Find the lines with the string "ylabel" and return them.
— start of Data —
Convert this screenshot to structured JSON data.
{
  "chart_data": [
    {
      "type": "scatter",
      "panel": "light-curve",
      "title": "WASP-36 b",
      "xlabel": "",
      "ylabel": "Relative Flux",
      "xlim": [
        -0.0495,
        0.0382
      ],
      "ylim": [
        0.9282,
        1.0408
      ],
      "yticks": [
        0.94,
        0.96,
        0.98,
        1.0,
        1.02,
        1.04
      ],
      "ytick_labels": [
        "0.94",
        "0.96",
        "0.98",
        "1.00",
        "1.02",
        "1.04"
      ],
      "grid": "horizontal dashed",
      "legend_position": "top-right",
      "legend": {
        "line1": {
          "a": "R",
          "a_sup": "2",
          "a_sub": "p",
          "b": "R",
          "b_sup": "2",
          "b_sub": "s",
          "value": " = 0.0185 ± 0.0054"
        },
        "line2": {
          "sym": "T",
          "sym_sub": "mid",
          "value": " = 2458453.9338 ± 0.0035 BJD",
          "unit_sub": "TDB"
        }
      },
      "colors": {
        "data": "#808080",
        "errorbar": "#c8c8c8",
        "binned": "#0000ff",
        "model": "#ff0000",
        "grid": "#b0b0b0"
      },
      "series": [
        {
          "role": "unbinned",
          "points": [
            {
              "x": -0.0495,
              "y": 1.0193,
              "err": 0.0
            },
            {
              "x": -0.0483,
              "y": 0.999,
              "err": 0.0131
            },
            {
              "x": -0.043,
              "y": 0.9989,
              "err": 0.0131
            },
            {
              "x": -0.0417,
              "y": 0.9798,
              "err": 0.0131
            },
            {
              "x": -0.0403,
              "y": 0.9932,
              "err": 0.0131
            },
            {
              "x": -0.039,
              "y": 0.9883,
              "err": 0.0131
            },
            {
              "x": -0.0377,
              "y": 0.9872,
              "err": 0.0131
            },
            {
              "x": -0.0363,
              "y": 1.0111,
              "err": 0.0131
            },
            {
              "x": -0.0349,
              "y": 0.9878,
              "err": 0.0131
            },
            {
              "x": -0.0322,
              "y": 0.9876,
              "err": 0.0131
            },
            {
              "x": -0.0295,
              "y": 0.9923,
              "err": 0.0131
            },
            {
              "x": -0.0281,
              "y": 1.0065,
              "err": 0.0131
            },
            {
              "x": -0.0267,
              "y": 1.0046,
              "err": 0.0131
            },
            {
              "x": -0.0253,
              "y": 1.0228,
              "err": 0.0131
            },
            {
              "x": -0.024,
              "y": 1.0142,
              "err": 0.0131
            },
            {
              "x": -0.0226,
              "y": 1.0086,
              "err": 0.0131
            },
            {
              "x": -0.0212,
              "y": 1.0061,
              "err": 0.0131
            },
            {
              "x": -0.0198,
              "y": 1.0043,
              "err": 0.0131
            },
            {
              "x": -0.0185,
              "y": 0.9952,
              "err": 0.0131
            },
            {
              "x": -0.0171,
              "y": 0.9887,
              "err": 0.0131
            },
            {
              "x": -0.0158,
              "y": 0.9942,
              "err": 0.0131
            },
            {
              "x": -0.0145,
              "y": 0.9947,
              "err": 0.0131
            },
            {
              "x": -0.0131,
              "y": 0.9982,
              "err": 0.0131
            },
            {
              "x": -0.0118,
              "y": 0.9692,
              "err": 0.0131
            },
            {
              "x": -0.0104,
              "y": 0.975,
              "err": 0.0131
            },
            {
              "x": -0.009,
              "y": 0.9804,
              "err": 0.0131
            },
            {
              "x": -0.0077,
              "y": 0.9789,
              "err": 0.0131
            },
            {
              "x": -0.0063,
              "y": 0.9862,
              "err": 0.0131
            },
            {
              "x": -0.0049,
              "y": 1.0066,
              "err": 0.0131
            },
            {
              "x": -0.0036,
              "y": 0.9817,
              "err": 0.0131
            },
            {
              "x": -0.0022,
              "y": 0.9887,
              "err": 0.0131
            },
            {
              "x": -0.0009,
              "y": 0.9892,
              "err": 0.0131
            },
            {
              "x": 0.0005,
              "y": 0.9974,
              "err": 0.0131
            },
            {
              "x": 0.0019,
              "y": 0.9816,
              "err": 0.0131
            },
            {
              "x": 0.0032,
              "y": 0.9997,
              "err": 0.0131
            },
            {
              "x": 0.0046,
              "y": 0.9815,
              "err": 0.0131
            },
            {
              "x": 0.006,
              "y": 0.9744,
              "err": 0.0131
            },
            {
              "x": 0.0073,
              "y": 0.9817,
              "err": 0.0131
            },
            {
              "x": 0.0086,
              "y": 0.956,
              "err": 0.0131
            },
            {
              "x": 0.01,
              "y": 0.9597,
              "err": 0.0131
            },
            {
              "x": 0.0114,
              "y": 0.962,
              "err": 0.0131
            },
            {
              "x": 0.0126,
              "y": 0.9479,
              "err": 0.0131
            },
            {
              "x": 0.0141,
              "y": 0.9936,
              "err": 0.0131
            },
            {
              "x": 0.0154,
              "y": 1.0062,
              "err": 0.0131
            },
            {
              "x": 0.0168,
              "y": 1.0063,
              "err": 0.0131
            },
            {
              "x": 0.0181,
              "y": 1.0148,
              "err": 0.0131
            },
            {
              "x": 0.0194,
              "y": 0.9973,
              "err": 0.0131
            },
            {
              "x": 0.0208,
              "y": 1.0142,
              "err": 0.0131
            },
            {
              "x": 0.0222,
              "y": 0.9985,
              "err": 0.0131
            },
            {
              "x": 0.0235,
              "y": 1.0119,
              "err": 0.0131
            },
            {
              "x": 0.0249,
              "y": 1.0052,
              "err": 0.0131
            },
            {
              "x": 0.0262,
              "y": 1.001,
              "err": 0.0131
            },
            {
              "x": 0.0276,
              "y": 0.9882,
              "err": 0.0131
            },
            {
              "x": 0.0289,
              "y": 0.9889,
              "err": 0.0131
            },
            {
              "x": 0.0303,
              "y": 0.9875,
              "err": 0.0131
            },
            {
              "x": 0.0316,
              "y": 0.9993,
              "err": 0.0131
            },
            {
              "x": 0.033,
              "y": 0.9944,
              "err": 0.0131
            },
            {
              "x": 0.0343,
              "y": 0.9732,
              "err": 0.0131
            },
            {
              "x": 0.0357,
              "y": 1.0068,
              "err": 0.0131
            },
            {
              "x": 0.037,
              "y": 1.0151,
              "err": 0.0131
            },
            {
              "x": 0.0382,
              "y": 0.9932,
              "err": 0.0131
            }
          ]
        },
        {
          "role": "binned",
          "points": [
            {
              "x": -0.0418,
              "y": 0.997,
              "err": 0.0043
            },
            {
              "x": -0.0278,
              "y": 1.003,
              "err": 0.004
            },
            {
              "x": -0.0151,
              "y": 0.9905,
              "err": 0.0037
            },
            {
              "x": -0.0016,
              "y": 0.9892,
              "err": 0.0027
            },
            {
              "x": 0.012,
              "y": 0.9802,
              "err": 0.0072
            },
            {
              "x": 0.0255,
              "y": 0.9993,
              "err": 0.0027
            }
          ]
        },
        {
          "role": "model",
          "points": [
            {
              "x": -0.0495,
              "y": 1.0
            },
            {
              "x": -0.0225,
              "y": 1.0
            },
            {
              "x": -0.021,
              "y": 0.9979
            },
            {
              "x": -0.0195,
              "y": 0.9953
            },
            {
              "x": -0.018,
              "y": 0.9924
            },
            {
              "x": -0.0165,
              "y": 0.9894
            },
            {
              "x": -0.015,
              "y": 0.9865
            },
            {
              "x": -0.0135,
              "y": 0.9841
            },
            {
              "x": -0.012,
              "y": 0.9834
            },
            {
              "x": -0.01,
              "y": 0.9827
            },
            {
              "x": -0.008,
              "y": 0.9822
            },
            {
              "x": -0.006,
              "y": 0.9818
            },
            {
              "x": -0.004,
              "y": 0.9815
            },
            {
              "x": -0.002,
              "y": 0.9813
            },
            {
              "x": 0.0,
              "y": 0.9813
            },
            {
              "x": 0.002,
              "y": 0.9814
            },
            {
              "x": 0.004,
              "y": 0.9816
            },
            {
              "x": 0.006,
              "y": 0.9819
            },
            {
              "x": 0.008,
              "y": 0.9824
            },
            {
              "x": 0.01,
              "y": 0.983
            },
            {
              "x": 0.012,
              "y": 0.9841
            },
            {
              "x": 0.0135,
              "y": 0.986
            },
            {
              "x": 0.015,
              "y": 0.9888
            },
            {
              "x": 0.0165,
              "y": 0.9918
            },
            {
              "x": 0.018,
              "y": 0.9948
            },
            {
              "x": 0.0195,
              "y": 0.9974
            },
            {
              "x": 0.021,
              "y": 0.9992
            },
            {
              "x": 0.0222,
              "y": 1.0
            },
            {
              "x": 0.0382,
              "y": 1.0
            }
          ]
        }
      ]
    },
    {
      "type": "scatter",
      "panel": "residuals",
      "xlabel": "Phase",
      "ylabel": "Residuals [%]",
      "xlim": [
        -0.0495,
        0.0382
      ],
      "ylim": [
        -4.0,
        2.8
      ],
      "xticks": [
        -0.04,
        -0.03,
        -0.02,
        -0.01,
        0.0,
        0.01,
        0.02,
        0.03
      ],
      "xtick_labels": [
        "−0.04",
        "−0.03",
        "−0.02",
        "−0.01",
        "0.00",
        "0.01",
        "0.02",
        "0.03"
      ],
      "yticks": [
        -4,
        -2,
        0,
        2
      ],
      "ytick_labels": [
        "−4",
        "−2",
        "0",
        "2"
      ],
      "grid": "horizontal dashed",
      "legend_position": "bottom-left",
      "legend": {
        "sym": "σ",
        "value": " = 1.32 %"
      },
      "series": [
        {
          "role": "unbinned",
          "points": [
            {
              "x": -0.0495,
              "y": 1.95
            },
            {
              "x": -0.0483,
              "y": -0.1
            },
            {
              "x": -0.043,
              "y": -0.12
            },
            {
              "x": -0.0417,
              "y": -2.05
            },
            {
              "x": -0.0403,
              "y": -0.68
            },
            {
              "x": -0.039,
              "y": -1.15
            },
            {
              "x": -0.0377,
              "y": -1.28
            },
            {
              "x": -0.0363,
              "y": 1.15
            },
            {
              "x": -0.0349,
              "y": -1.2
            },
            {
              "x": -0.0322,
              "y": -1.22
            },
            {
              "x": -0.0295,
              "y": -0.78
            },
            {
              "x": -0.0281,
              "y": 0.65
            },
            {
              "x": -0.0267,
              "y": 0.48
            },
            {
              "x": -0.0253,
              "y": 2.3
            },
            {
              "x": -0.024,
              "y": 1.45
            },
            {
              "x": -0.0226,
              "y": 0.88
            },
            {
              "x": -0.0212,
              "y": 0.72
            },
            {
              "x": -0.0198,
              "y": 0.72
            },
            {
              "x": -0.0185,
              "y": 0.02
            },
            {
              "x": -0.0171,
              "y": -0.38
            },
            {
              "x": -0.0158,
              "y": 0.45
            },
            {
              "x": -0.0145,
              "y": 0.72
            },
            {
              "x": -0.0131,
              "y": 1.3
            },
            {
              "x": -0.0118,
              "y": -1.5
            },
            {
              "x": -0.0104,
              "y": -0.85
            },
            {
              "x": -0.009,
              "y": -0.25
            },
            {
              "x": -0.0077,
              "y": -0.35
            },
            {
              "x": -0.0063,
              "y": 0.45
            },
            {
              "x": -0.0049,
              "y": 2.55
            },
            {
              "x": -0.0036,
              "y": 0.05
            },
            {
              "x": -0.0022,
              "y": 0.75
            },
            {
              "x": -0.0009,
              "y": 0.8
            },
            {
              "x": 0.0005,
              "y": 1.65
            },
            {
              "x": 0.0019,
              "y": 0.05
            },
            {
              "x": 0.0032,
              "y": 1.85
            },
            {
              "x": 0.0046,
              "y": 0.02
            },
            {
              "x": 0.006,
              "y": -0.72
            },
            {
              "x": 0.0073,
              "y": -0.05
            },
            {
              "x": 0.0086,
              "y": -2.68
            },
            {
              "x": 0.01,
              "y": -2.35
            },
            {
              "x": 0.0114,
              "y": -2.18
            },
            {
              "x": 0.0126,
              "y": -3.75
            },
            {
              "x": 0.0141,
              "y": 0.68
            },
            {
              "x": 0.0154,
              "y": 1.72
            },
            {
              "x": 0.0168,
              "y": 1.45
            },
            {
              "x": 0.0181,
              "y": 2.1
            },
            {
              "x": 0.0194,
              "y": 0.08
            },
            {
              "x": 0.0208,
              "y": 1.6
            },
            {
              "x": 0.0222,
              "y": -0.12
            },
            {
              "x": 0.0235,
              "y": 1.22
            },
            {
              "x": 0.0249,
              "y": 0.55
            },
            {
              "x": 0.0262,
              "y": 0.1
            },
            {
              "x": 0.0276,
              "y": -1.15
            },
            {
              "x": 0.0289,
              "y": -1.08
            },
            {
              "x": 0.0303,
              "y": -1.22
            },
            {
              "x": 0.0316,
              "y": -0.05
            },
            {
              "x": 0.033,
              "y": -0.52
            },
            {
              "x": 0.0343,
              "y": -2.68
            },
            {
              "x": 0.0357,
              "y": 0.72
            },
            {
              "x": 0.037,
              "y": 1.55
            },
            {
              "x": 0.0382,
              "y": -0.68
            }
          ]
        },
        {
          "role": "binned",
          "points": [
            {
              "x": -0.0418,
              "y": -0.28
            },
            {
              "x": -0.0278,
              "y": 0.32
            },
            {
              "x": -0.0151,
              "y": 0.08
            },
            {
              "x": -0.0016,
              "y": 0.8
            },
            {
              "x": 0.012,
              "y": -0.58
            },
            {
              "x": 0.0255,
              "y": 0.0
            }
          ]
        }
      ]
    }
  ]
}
— end of Data —
Reply to the exercise -
      "ylabel": "Relative Flux",
      "ylabel": "Residuals [%]",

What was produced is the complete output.